* _WHAT YOU ARE ASKED TO DO_
Can you find the lines of the listing that include "magát" and copy every one?

Dataset entries:
★ ★ ★ ★
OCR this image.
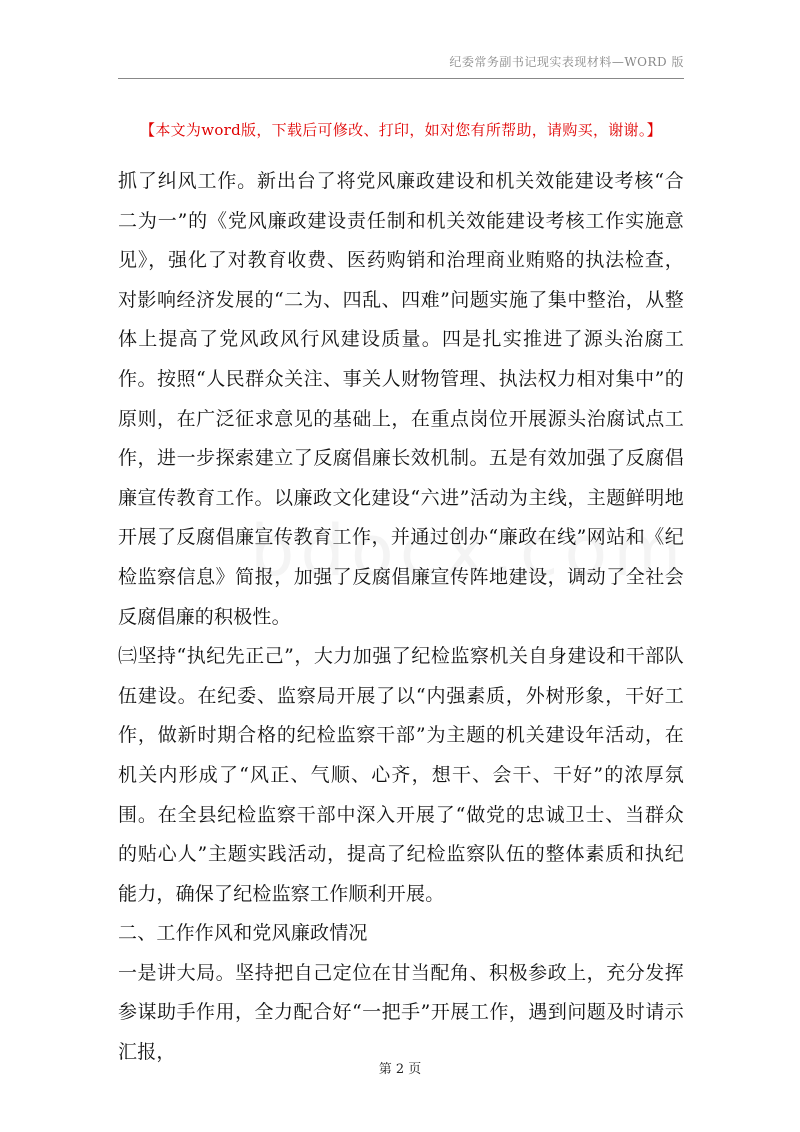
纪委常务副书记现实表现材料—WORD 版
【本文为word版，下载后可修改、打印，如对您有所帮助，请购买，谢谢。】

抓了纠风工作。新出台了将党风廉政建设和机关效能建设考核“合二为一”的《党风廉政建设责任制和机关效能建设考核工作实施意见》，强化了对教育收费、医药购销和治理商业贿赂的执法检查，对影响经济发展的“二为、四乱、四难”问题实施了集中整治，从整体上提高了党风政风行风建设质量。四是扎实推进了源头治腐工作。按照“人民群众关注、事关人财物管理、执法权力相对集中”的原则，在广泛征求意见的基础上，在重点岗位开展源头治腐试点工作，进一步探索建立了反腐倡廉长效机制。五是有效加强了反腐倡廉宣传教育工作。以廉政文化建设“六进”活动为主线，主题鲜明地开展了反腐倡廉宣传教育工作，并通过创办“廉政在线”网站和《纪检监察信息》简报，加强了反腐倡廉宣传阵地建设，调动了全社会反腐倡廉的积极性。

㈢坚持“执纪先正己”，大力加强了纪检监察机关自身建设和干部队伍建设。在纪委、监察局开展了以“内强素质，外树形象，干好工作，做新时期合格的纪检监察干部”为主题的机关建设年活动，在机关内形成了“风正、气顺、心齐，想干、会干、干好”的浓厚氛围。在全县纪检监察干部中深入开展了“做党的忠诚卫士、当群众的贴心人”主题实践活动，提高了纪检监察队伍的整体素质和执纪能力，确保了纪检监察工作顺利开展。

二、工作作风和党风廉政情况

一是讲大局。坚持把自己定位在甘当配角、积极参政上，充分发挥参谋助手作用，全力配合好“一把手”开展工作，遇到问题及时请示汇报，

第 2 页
★ ★ ★ ★
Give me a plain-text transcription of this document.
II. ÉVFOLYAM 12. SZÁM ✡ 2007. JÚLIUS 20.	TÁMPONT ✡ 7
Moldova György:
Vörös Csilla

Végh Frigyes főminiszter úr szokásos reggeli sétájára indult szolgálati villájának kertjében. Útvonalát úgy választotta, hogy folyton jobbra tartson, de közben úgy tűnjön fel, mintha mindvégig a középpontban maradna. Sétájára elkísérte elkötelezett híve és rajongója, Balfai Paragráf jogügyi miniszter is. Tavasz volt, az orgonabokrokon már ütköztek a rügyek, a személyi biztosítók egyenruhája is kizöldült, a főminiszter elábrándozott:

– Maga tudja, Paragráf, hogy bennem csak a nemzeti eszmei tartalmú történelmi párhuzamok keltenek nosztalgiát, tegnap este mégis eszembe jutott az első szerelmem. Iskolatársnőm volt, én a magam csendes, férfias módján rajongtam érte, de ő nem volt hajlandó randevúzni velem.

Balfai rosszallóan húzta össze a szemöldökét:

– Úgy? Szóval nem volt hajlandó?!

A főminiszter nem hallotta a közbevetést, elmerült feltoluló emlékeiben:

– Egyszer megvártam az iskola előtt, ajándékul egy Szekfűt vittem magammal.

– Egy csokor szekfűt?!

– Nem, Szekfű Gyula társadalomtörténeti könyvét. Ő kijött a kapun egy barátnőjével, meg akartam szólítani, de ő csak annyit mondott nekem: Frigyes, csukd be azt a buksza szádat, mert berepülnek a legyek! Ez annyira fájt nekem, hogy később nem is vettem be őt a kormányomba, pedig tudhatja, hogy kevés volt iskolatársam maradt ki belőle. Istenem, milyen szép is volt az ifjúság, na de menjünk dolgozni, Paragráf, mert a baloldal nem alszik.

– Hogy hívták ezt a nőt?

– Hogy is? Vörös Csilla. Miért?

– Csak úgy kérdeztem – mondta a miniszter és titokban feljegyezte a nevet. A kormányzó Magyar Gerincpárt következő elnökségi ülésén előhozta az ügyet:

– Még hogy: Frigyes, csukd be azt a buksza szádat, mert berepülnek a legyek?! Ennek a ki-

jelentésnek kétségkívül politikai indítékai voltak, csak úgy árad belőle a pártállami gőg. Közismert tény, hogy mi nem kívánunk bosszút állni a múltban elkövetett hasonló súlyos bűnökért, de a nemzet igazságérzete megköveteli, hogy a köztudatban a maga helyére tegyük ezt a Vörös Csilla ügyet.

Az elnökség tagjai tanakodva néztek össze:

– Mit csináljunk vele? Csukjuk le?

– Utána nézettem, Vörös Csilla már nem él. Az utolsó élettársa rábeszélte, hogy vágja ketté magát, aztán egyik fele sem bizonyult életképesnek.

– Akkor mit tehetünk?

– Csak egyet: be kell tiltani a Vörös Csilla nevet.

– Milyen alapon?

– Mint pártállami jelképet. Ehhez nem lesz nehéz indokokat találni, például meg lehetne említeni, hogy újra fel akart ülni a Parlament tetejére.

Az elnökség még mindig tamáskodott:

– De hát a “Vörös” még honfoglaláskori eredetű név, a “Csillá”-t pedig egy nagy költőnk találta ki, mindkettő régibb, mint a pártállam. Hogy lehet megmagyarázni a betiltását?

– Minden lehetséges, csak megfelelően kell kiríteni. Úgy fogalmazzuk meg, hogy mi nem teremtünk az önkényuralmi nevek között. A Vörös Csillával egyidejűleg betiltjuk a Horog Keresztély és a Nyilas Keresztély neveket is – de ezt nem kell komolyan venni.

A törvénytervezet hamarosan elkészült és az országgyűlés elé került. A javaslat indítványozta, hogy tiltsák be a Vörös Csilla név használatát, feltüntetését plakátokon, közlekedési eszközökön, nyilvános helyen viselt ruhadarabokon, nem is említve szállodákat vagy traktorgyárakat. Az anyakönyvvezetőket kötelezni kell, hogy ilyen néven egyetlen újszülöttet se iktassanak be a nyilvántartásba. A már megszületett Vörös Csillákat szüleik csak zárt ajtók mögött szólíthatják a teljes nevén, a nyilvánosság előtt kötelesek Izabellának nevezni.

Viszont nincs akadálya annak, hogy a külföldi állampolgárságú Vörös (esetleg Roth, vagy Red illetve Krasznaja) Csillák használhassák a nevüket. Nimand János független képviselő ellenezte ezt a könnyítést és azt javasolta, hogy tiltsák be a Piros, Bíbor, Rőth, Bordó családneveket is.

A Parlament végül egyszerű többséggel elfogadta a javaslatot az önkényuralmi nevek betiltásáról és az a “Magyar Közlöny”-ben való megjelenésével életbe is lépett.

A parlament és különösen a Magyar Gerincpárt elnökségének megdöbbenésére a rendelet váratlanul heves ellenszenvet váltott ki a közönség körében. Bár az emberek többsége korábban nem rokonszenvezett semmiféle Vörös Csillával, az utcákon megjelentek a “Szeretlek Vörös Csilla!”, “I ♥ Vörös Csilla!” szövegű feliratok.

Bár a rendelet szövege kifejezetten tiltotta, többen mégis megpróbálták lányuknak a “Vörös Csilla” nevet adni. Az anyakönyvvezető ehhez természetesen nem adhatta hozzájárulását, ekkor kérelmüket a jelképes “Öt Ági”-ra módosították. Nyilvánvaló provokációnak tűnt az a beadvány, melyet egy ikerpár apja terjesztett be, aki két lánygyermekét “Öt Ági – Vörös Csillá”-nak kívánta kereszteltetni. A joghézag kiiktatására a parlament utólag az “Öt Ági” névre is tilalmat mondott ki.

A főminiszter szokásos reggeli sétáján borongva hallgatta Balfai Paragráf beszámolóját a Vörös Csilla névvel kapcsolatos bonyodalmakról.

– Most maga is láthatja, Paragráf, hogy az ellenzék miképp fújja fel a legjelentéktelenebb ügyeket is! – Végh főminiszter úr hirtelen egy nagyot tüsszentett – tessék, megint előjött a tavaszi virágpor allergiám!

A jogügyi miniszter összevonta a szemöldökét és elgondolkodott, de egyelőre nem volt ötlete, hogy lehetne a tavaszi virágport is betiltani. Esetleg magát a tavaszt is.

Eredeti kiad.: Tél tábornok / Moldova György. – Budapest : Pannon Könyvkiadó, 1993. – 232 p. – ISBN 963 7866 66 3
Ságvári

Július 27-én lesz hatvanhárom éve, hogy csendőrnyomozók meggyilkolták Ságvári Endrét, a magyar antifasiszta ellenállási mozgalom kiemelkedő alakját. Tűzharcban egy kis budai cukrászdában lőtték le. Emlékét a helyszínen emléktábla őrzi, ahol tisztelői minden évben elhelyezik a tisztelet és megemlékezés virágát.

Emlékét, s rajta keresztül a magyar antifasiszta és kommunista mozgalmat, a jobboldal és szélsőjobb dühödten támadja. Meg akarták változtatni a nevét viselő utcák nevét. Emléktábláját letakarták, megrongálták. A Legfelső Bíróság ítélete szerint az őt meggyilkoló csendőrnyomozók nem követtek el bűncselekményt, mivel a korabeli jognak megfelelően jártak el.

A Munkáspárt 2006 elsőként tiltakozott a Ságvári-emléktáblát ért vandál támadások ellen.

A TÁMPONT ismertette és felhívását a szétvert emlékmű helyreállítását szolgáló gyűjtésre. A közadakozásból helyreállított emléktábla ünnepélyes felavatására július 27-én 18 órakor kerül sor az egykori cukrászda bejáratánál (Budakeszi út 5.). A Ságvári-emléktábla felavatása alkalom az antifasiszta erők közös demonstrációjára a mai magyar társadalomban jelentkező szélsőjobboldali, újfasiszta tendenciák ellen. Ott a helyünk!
★ ★ ★ ★
* _REPLY TO THE EXERCISE_
– Utána nézettem, Vörös Csilla már nem él. Az utolsó élettársa rábeszélte, hogy vágja ketté magát, aztán egyik fele sem bizonyult életképesnek.
A jogügyi miniszter összevonta a szemöldökét és elgondolkodott, de egyelőre nem volt ötlete, hogy lehetne a tavaszi virágport is betiltani. Esetleg magát a tavaszt is.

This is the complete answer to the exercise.